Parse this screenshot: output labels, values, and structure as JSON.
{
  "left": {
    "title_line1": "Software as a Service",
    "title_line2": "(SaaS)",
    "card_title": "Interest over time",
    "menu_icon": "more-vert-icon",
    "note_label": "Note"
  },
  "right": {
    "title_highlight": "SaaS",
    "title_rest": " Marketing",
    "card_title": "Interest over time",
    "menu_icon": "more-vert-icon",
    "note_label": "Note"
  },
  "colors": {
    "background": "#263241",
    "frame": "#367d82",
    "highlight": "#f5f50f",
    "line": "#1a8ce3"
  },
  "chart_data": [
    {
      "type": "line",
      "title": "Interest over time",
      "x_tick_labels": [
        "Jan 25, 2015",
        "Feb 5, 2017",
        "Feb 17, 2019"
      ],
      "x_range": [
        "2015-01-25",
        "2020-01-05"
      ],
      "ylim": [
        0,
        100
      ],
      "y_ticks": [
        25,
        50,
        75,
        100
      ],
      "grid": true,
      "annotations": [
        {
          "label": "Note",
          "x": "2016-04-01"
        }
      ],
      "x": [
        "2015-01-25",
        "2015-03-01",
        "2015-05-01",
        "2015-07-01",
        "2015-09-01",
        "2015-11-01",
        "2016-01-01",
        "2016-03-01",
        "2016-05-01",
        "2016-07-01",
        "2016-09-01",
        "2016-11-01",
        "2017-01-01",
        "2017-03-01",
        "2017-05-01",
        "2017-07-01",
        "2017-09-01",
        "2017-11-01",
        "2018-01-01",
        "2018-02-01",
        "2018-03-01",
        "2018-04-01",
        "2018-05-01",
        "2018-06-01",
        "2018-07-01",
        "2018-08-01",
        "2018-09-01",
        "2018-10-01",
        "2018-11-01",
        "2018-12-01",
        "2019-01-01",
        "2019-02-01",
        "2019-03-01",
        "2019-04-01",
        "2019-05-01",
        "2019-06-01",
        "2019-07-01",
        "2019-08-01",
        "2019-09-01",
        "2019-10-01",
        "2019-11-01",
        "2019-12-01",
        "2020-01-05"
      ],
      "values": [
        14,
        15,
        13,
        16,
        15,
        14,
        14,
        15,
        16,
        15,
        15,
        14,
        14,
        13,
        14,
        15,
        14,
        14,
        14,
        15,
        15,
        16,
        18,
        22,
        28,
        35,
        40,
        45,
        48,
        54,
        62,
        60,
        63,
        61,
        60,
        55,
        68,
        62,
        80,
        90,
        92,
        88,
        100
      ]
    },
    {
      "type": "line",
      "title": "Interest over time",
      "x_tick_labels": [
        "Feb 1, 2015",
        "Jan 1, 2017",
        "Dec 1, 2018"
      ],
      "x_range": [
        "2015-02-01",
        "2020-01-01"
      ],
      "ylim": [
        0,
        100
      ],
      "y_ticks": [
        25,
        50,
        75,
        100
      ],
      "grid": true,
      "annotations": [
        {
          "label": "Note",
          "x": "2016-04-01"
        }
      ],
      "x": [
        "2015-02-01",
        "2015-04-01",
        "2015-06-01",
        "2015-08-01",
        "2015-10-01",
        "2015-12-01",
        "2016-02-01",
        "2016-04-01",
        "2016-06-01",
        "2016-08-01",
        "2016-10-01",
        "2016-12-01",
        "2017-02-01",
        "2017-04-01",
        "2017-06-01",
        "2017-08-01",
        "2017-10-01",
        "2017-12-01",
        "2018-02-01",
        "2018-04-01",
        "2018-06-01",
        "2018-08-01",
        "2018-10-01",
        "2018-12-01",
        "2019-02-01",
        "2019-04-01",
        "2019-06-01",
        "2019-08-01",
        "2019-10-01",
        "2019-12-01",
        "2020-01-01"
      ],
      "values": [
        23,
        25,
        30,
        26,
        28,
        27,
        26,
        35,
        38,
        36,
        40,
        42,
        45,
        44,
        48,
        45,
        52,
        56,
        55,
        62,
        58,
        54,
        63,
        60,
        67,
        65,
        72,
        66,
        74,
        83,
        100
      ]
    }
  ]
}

+++

Task: Transcribe each entry precisely, missing none.

Task answer:
Parse this screenshot: output labels, values, and structure as JSON.
{
  "left": {
    "title_line1": "Software as a Service",
    "title_line2": "(SaaS)",
    "card_title": "Interest over time",
    "menu_icon": "more-vert-icon",
    "note_label": "Note"
  },
  "right": {
    "title_highlight": "SaaS",
    "title_rest": " Marketing",
    "card_title": "Interest over time",
    "menu_icon": "more-vert-icon",
    "note_label": "Note"
  },
  "colors": {
    "background": "#263241",
    "frame": "#367d82",
    "highlight": "#f5f50f",
    "line": "#1a8ce3"
  },
  "chart_data": [
    {
      "type": "line",
      "title": "Interest over time",
      "x_tick_labels": [
        "Jan 25, 2015",
        "Feb 5, 2017",
        "Feb 17, 2019"
      ],
      "x_range": [
        "2015-01-25",
        "2020-01-05"
      ],
      "ylim": [
        0,
        100
      ],
      "y_ticks": [
        25,
        50,
        75,
        100
      ],
      "grid": true,
      "annotations": [
        {
          "label": "Note",
          "x": "2016-04-01"
        }
      ],
      "x": [
        "2015-01-25",
        "2015-03-01",
        "2015-05-01",
        "2015-07-01",
        "2015-09-01",
        "2015-11-01",
        "2016-01-01",
        "2016-03-01",
        "2016-05-01",
        "2016-07-01",
        "2016-09-01",
        "2016-11-01",
        "2017-01-01",
        "2017-03-01",
        "2017-05-01",
        "2017-07-01",
        "2017-09-01",
        "2017-11-01",
        "2018-01-01",
        "2018-02-01",
        "2018-03-01",
        "2018-04-01",
        "2018-05-01",
        "2018-06-01",
        "2018-07-01",
        "2018-08-01",
        "2018-09-01",
        "2018-10-01",
        "2018-11-01",
        "2018-12-01",
        "2019-01-01",
        "2019-02-01",
        "2019-03-01",
        "2019-04-01",
        "2019-05-01",
        "2019-06-01",
        "2019-07-01",
        "2019-08-01",
        "2019-09-01",
        "2019-10-01",
        "2019-11-01",
        "2019-12-01",
        "2020-01-05"
      ],
      "values": [
        14,
        15,
        13,
        16,
        15,
        14,
        14,
        15,
        16,
        15,
        15,
        14,
        14,
        13,
        14,
        15,
        14,
        14,
        14,
        15,
        15,
        16,
        18,
        22,
        28,
        35,
        40,
        45,
        48,
        54,
        62,
        60,
        63,
        61,
        60,
        55,
        68,
        62,
        80,
        90,
        92,
        88,
        100
      ]
    },
    {
      "type": "line",
      "title": "Interest over time",
      "x_tick_labels": [
        "Feb 1, 2015",
        "Jan 1, 2017",
        "Dec 1, 2018"
      ],
      "x_range": [
        "2015-02-01",
        "2020-01-01"
      ],
      "ylim": [
        0,
        100
      ],
      "y_ticks": [
        25,
        50,
        75,
        100
      ],
      "grid": true,
      "annotations": [
        {
          "label": "Note",
          "x": "2016-04-01"
        }
      ],
      "x": [
        "2015-02-01",
        "2015-04-01",
        "2015-06-01",
        "2015-08-01",
        "2015-10-01",
        "2015-12-01",
        "2016-02-01",
        "2016-04-01",
        "2016-06-01",
        "2016-08-01",
        "2016-10-01",
        "2016-12-01",
        "2017-02-01",
        "2017-04-01",
        "2017-06-01",
        "2017-08-01",
        "2017-10-01",
        "2017-12-01",
        "2018-02-01",
        "2018-04-01",
        "2018-06-01",
        "2018-08-01",
        "2018-10-01",
        "2018-12-01",
        "2019-02-01",
        "2019-04-01",
        "2019-06-01",
        "2019-08-01",
        "2019-10-01",
        "2019-12-01",
        "2020-01-01"
      ],
      "values": [
        23,
        25,
        30,
        26,
        28,
        27,
        26,
        35,
        38,
        36,
        40,
        42,
        45,
        44,
        48,
        45,
        52,
        56,
        55,
        62,
        58,
        54,
        63,
        60,
        67,
        65,
        72,
        66,
        74,
        83,
        100
      ]
    }
  ]
}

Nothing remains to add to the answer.